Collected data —
+---+

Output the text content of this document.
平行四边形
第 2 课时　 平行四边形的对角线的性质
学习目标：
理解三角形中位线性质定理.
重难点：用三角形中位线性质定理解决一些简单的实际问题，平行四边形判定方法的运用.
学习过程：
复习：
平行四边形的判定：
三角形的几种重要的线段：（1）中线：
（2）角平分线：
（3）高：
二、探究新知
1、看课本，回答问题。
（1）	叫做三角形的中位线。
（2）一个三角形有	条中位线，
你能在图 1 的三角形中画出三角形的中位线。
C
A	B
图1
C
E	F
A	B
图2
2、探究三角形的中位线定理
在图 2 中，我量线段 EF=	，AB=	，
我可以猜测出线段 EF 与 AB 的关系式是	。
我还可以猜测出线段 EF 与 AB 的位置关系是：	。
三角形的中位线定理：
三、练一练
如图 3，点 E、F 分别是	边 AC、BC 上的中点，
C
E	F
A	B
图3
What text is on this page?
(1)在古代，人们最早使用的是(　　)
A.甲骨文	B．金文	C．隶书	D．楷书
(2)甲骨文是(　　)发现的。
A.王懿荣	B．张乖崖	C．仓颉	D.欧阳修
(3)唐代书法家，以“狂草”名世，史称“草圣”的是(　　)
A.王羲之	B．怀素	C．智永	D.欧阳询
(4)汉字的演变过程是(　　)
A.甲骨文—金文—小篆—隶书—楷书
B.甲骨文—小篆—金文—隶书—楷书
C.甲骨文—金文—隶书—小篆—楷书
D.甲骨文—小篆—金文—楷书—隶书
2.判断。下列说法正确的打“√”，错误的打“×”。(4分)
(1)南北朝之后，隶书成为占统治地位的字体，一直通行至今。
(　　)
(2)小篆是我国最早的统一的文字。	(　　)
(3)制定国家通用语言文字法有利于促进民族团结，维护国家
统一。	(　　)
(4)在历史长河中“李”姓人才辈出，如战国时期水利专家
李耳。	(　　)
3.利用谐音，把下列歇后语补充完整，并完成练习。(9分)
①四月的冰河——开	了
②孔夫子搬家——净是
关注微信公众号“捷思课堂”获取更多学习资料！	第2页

+---+

To do — What is needed here is an exact reproduction of all the entries.

Result of the exercise —
Output the text content of this document.
平行四边形
第 2 课时　 平行四边形的对角线的性质
学习目标：
理解三角形中位线性质定理.
重难点：用三角形中位线性质定理解决一些简单的实际问题，平行四边形判定方法的运用.
学习过程：
复习：
平行四边形的判定：
三角形的几种重要的线段：（1）中线：
（2）角平分线：
（3）高：
二、探究新知
1、看课本，回答问题。
（1）	叫做三角形的中位线。
（2）一个三角形有	条中位线，
你能在图 1 的三角形中画出三角形的中位线。
C
A	B
图1
C
E	F
A	B
图2
2、探究三角形的中位线定理
在图 2 中，我量线段 EF=	，AB=	，
我可以猜测出线段 EF 与 AB 的关系式是	。
我还可以猜测出线段 EF 与 AB 的位置关系是：	。
三角形的中位线定理：
三、练一练
如图 3，点 E、F 分别是	边 AC、BC 上的中点，
C
E	F
A	B
图3
What text is on this page?
(1)在古代，人们最早使用的是(　　)
A.甲骨文	B．金文	C．隶书	D．楷书
(2)甲骨文是(　　)发现的。
A.王懿荣	B．张乖崖	C．仓颉	D.欧阳修
(3)唐代书法家，以“狂草”名世，史称“草圣”的是(　　)
A.王羲之	B．怀素	C．智永	D.欧阳询
(4)汉字的演变过程是(　　)
A.甲骨文—金文—小篆—隶书—楷书
B.甲骨文—小篆—金文—隶书—楷书
C.甲骨文—金文—隶书—小篆—楷书
D.甲骨文—小篆—金文—楷书—隶书
2.判断。下列说法正确的打“√”，错误的打“×”。(4分)
(1)南北朝之后，隶书成为占统治地位的字体，一直通行至今。
(　　)
(2)小篆是我国最早的统一的文字。	(　　)
(3)制定国家通用语言文字法有利于促进民族团结，维护国家
统一。	(　　)
(4)在历史长河中“李”姓人才辈出，如战国时期水利专家
李耳。	(　　)
3.利用谐音，把下列歇后语补充完整，并完成练习。(9分)
①四月的冰河——开	了
②孔夫子搬家——净是
关注微信公众号“捷思课堂”获取更多学习资料！	第2页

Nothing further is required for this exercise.